- To be done: Count how many lines of the material contain the string "请勿用做商业用途", then give that number and nothing more.

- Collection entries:
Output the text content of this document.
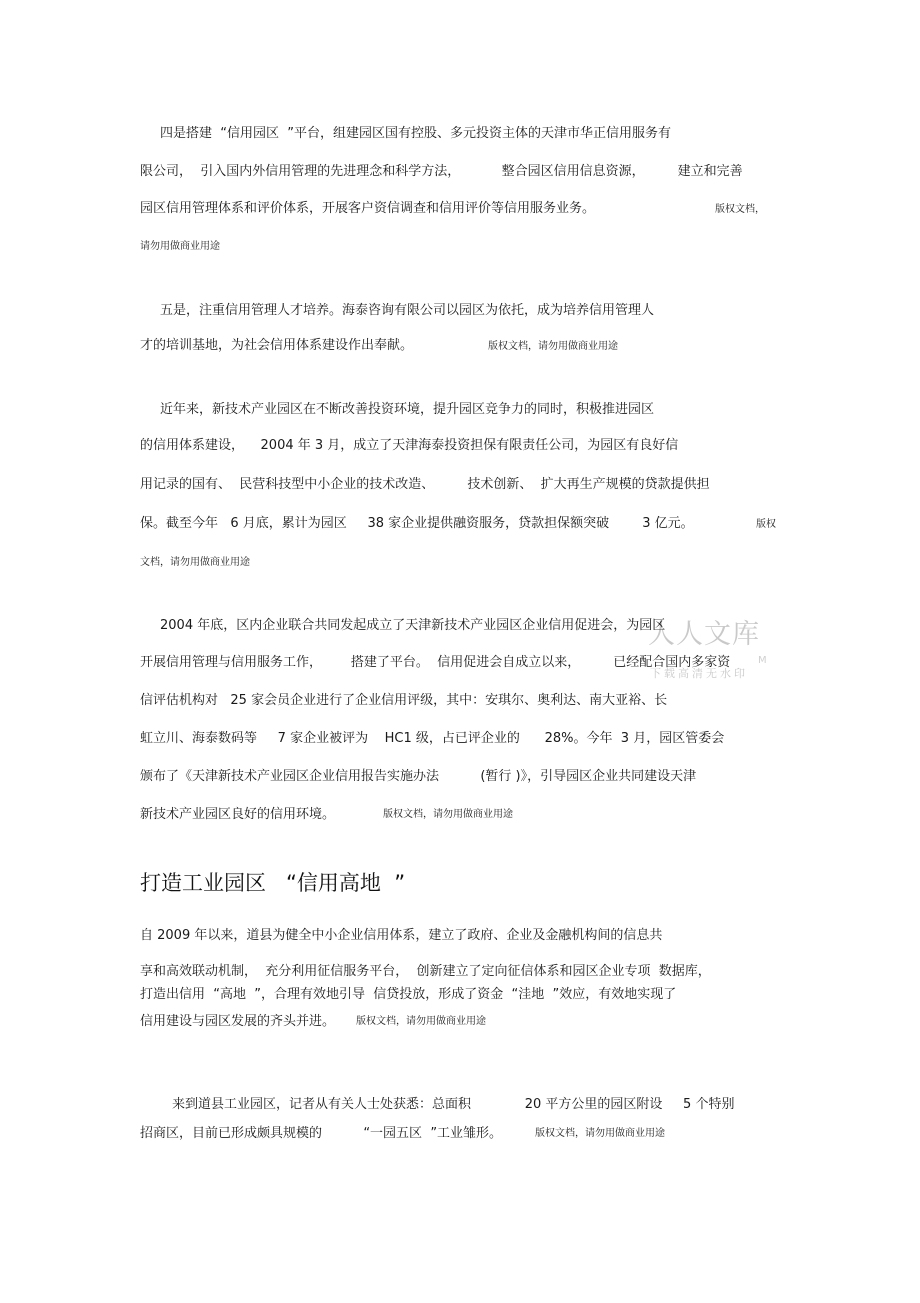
四是搭建  “信用园区  ”平台，组建园区国有控股、多元投资主体的天津市华正信用服务有
限公司，  引入国内外信用管理的先进理念和科学方法，          整合园区信用信息资源，        建立和完善
园区信用管理体系和评价体系，开展客户资信调查和信用评价等信用服务业务。	版权文档，
请勿用做商业用途
五是，注重信用管理人才培养。海泰咨询有限公司以园区为依托，成为培养信用管理人
才的培训基地，为社会信用体系建设作出奉献。	版权文档，请勿用做商业用途
近年来，新技术产业园区在不断改善投资环境，提升园区竞争力的同时，积极推进园区
的信用体系建设，    2004 年 3 月，成立了天津海泰投资担保有限责任公司，为园区有良好信
用记录的国有、  民营科技型中小企业的技术改造、        技术创新、  扩大再生产规模的贷款提供担
保。截至今年   6 月底，累计为园区     38 家企业提供融资服务，贷款担保额突破        3 亿元。	版权
文档，请勿用做商业用途
人人文库
M
下载高清无水印
2004 年底，区内企业联合共同发起成立了天津新技术产业园区企业信用促进会，为园区
开展信用管理与信用服务工作，       搭建了平台。  信用促进会自成立以来，        已经配合国内多家资
信评估机构对   25 家会员企业进行了企业信用评级，其中：安琪尔、奥利达、南大亚裕、长
虹立川、海泰数码等     7 家企业被评为    HC1 级，占已评企业的      28%。今年  3 月，园区管委会
颁布了《天津新技术产业园区企业信用报告实施办法          (暂行 )》，引导园区企业共同建设天津
新技术产业园区良好的信用环境。	版权文档，请勿用做商业用途
打造工业园区   “信用高地  ”
自 2009 年以来，道县为健全中小企业信用体系，建立了政府、企业及金融机构间的信息共
享和高效联动机制，  充分利用征信服务平台，  创新建立了定向征信体系和园区企业专项  数据库，
打造出信用  “高地  ”，合理有效地引导  信贷投放，形成了资金  “洼地  ”效应，有效地实现了
信用建设与园区发展的齐头并进。 版权文档，请勿用做商业用途
来到道县工业园区，记者从有关人士处获悉：总面积             20 平方公里的园区附设     5 个特别
招商区，目前已形成颇具规模的          “一园五区  ”工业雏形。	版权文档，请勿用做商业用途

- Full output: 6